Required task: Transcribe all of the material exactly, except for its pictures.
▬▬▬▬▬▬
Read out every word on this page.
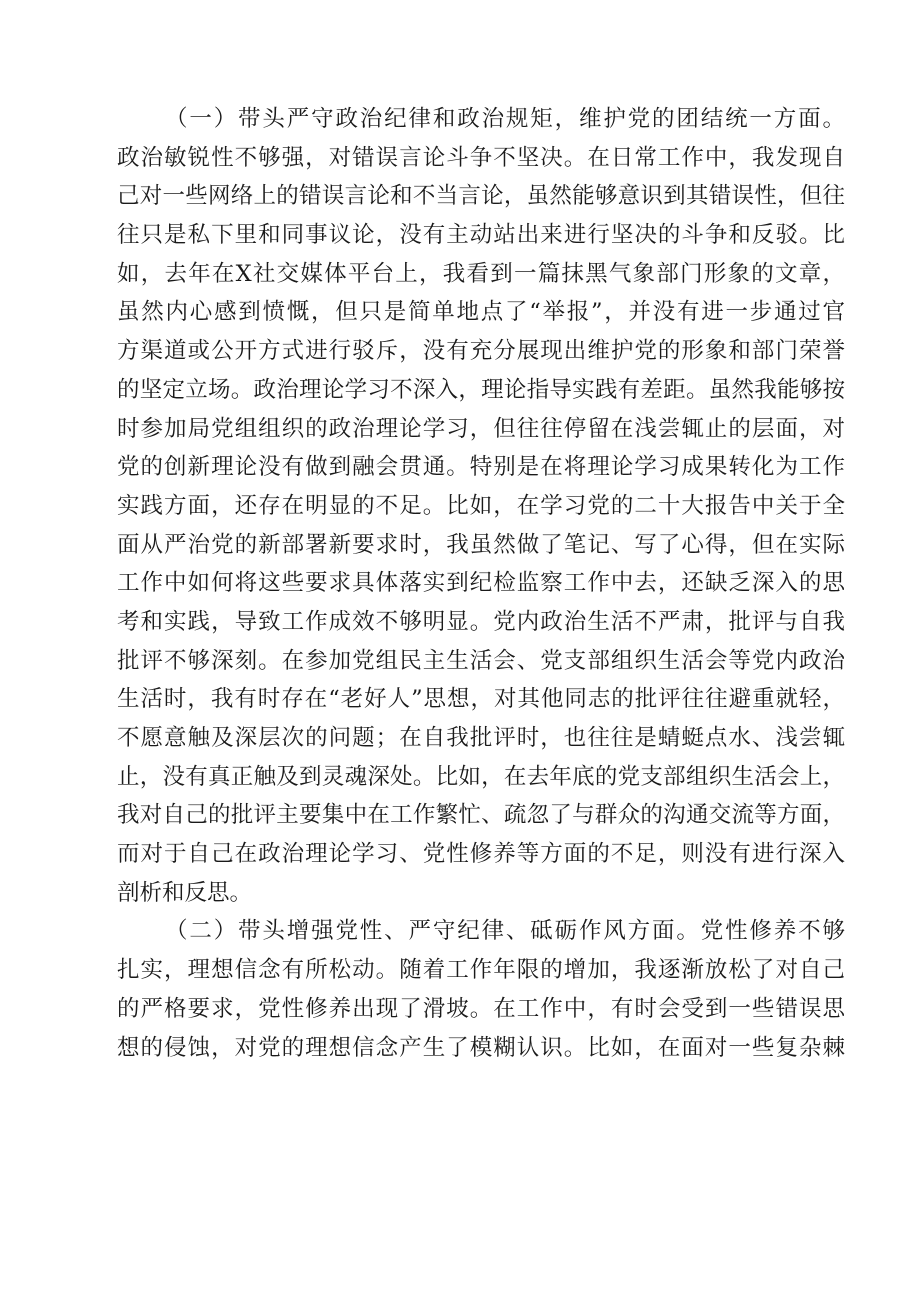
（一）带头严守政治纪律和政治规矩，维护党的团结统一方面。
政治敏锐性不够强，对错误言论斗争不坚决。在日常工作中，我发现自
己对一些网络上的错误言论和不当言论，虽然能够意识到其错误性，但往
往只是私下里和同事议论，没有主动站出来进行坚决的斗争和反驳。比
如，去年在X社交媒体平台上，我看到一篇抹黑气象部门形象的文章，
虽然内心感到愤慨，但只是简单地点了“举报”，并没有进一步通过官
方渠道或公开方式进行驳斥，没有充分展现出维护党的形象和部门荣誉
的坚定立场。政治理论学习不深入，理论指导实践有差距。虽然我能够按
时参加局党组组织的政治理论学习，但往往停留在浅尝辄止的层面，对
党的创新理论没有做到融会贯通。特别是在将理论学习成果转化为工作
实践方面，还存在明显的不足。比如，在学习党的二十大报告中关于全
面从严治党的新部署新要求时，我虽然做了笔记、写了心得，但在实际
工作中如何将这些要求具体落实到纪检监察工作中去，还缺乏深入的思
考和实践，导致工作成效不够明显。党内政治生活不严肃，批评与自我
批评不够深刻。在参加党组民主生活会、党支部组织生活会等党内政治
生活时，我有时存在“老好人”思想，对其他同志的批评往往避重就轻，
不愿意触及深层次的问题；在自我批评时，也往往是蜻蜓点水、浅尝辄
止，没有真正触及到灵魂深处。比如，在去年底的党支部组织生活会上，
我对自己的批评主要集中在工作繁忙、疏忽了与群众的沟通交流等方面，
而对于自己在政治理论学习、党性修养等方面的不足，则没有进行深入
剖析和反思。
（二）带头增强党性、严守纪律、砥砺作风方面。党性修养不够
扎实，理想信念有所松动。随着工作年限的增加，我逐渐放松了对自己
的严格要求，党性修养出现了滑坡。在工作中，有时会受到一些错误思
想的侵蚀，对党的理想信念产生了模糊认识。比如，在面对一些复杂棘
▬▬▬▬▬▬
Solution to the problem:
Read out every word on this page.
（一）带头严守政治纪律和政治规矩，维护党的团结统一方面。
政治敏锐性不够强，对错误言论斗争不坚决。在日常工作中，我发现自
己对一些网络上的错误言论和不当言论，虽然能够意识到其错误性，但往
往只是私下里和同事议论，没有主动站出来进行坚决的斗争和反驳。比
如，去年在X社交媒体平台上，我看到一篇抹黑气象部门形象的文章，
虽然内心感到愤慨，但只是简单地点了“举报”，并没有进一步通过官
方渠道或公开方式进行驳斥，没有充分展现出维护党的形象和部门荣誉
的坚定立场。政治理论学习不深入，理论指导实践有差距。虽然我能够按
时参加局党组组织的政治理论学习，但往往停留在浅尝辄止的层面，对
党的创新理论没有做到融会贯通。特别是在将理论学习成果转化为工作
实践方面，还存在明显的不足。比如，在学习党的二十大报告中关于全
面从严治党的新部署新要求时，我虽然做了笔记、写了心得，但在实际
工作中如何将这些要求具体落实到纪检监察工作中去，还缺乏深入的思
考和实践，导致工作成效不够明显。党内政治生活不严肃，批评与自我
批评不够深刻。在参加党组民主生活会、党支部组织生活会等党内政治
生活时，我有时存在“老好人”思想，对其他同志的批评往往避重就轻，
不愿意触及深层次的问题；在自我批评时，也往往是蜻蜓点水、浅尝辄
止，没有真正触及到灵魂深处。比如，在去年底的党支部组织生活会上，
我对自己的批评主要集中在工作繁忙、疏忽了与群众的沟通交流等方面，
而对于自己在政治理论学习、党性修养等方面的不足，则没有进行深入
剖析和反思。
（二）带头增强党性、严守纪律、砥砺作风方面。党性修养不够
扎实，理想信念有所松动。随着工作年限的增加，我逐渐放松了对自己
的严格要求，党性修养出现了滑坡。在工作中，有时会受到一些错误思
想的侵蚀，对党的理想信念产生了模糊认识。比如，在面对一些复杂棘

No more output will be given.